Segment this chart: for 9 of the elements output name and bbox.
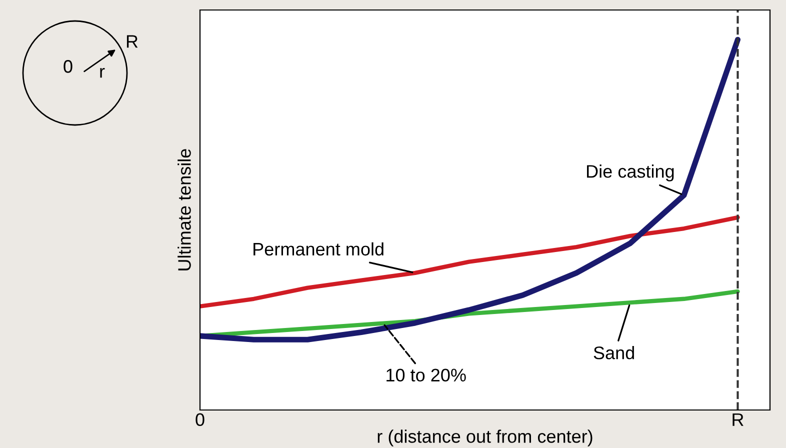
text: R bbox=[126, 35, 138, 48]
text: Sand bbox=[594, 346, 634, 360]
text: r bbox=[100, 68, 105, 78]
annotation: 10 to 20% bbox=[386, 368, 466, 382]
text: 0 bbox=[64, 60, 72, 73]
x-axis-title: r (distance out from center) bbox=[378, 430, 592, 446]
series-label: Permanent mold bbox=[254, 242, 384, 256]
y-axis-title: Ultimate tensile bbox=[178, 149, 191, 270]
series-label: Die casting bbox=[587, 164, 674, 182]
★ ★ ★ ★
**Description of the task**
Report each line of the material above that contains the string "series", copying every such line in full.

**Solved exercise**
series-label: Permanent mold bbox=[254, 242, 384, 256]
series-label: Die casting bbox=[587, 164, 674, 182]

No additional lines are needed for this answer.